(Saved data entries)
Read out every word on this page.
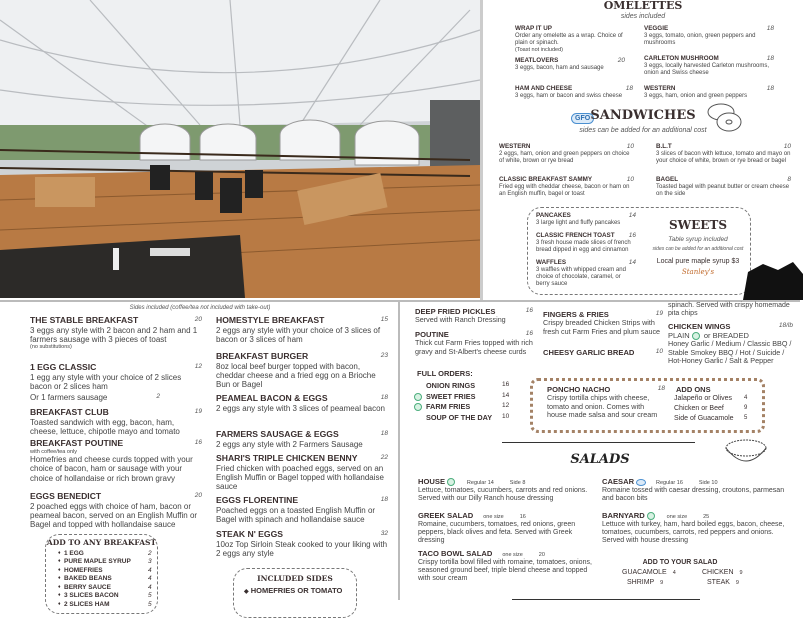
OMELETTES
sides included
WRAP IT UP
Order any omelette as a wrap. Choice of plain or spinach.
(Toast not included)
VEGGIE	18
3 eggs, tomato, onion, green peppers and mushrooms
MEATLOVERS	20
3 eggs, bacon, ham and sausage
CARLETON MUSHROOM	18
3 eggs, locally harvested Carleton mushrooms, onion and Swiss cheese
HAM AND CHEESE	18
3 eggs, ham or bacon and swiss cheese
WESTERN	18
3 eggs, ham, onion and green peppers
WESTERN	10
2 eggs, ham, onion and green peppers on choice of white, brown or rye bread
B.L.T	10
3 slices of bacon with lettuce, tomato and mayo on your choice of white, brown or rye bread or bagel
CLASSIC BREAKFAST SAMMY	10
Fried egg with cheddar cheese, bacon or ham on an English muffin, bagel or toast
BAGEL	8
Toasted bagel with peanut butter or cream cheese on the side
PANCAKES	14
3 large light and fluffy pancakes
CLASSIC FRENCH TOAST	16
3 fresh house made slices of french bread dipped in egg and cinnamon
WAFFLES	14
3 waffles with whipped cream and choice of chocolate, caramel, or berry sauce
GFO SANDWICHES
sides can be added for an additional cost
SWEETS
Table syrup included
sides can be added for an additional cost
Local pure maple syrup $3
Stanley's
Sides included (coffee/tea not included with take-out)
THE STABLE BREAKFAST	20
3 eggs any style with 2 bacon and 2 ham and 1 farmers sausage with 3 pieces of toast
(no substitutions)
1 EGG CLASSIC	12
1 egg any style with your choice of 2 slices bacon or 2 slices ham
2
Or 1 farmers sausage
BREAKFAST CLUB	19
Toasted sandwich with egg, bacon, ham, cheese, lettuce, chipotle mayo and tomato
BREAKFAST POUTINE	16
with coffee/tea only
Homefries and cheese curds topped with your choice of bacon, ham or sausage with your choice of hollandaise or rich brown gravy
EGGS BENEDICT	20
2 poached eggs with choice of ham, bacon or peameal bacon, served on an English Muffin or Bagel and topped with hollandaise sauce
HOMESTYLE BREAKFAST	15
2 eggs any style with your choice of 3 slices of bacon or 3 slices of ham
BREAKFAST BURGER	23
8oz local beef burger topped with bacon, cheddar cheese and a fried egg on a Brioche Bun or Bagel
PEAMEAL BACON & EGGS	18
2 eggs any style with 3 slices of peameal bacon
FARMERS SAUSAGE & EGGS	18
2 eggs any style with 2 Farmers Sausage
SHARI'S TRIPLE CHICKEN BENNY	22
Fried chicken with poached eggs, served on an English Muffin or Bagel topped with hollandaise sauce
EGGS FLORENTINE	18
Poached eggs on a toasted English Muffin or Bagel with spinach and hollandaise sauce
STEAK N' EGGS	32
10oz Top Sirloin Steak cooked to your liking with 2 eggs any style
ADD TO ANY BREAKFAST
♦ 1 EGG	2
♦ PURE MAPLE SYRUP	3
♦ HOMEFRIES	4
♦ BAKED BEANS	4
♦ BERRY SAUCE	4
♦ 3 SLICES BACON	5
♦ 2 SLICES HAM	5
INCLUDED SIDES
◆ HOMEFRIES OR TOMATO
DEEP FRIED PICKLES	16
Served with Ranch Dressing
POUTINE	16
Thick cut Farm Fries topped with rich gravy and St-Albert's cheese curds
FINGERS & FRIES	19
Crispy breaded Chicken Strips with fresh cut Farm Fries and plum sauce
CHEESY GARLIC BREAD	10
spinach. Served with crispy homemade pita chips
CHICKEN WINGS	18/lb
PLAIN or BREADED
Honey Garlic / Medium / Classic BBQ / Stable Smokey BBQ / Hot / Suicide / Hot-Honey Garlic / Salt & Pepper
FULL ORDERS:
ONION RINGS	16
SWEET FRIES	14
FARM FRIES	12
SOUP OF THE DAY 10
PONCHO NACHO	18
Crispy tortilla chips with cheese, tomato and onion. Comes with house made salsa and sour cream
ADD ONS
Jalapeño or Olives 4
Chicken or Beef	9
Side of Guacamole 5
SALADS
HOUSE	Regular 14	Side 8
Lettuce, tomatoes, cucumbers, carrots and red onions. Served with our Dilly Ranch house dressing
CAESAR	Regular 16	Side 10
Romaine tossed with caesar dressing, croutons, parmesan and bacon bits
GREEK SALAD one size	16
Romaine, cucumbers, tomatoes, red onions, green peppers, black olives and feta. Served with Greek dressing
BARNYARD	one size	25
Lettuce with turkey, ham, hard boiled eggs, bacon, cheese, tomatoes, cucumbers, carrots, red peppers and onions. Served with house dressing
TACO BOWL SALAD one size	20
Crispy tortilla bowl filled with romaine, tomatoes, onions, seasoned ground beef, triple blend cheese and topped with sour cream
ADD TO YOUR SALAD
GUACAMOLE 4	CHICKEN 9
SHRIMP 9	STEAK 9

:: Given problem ::
Go through the listing above and return every line where the word "mushrooms" occurs.

:: Worked solution ::
3 eggs, tomato, onion, green peppers and mushrooms
3 eggs, locally harvested Carleton mushrooms, onion and Swiss cheese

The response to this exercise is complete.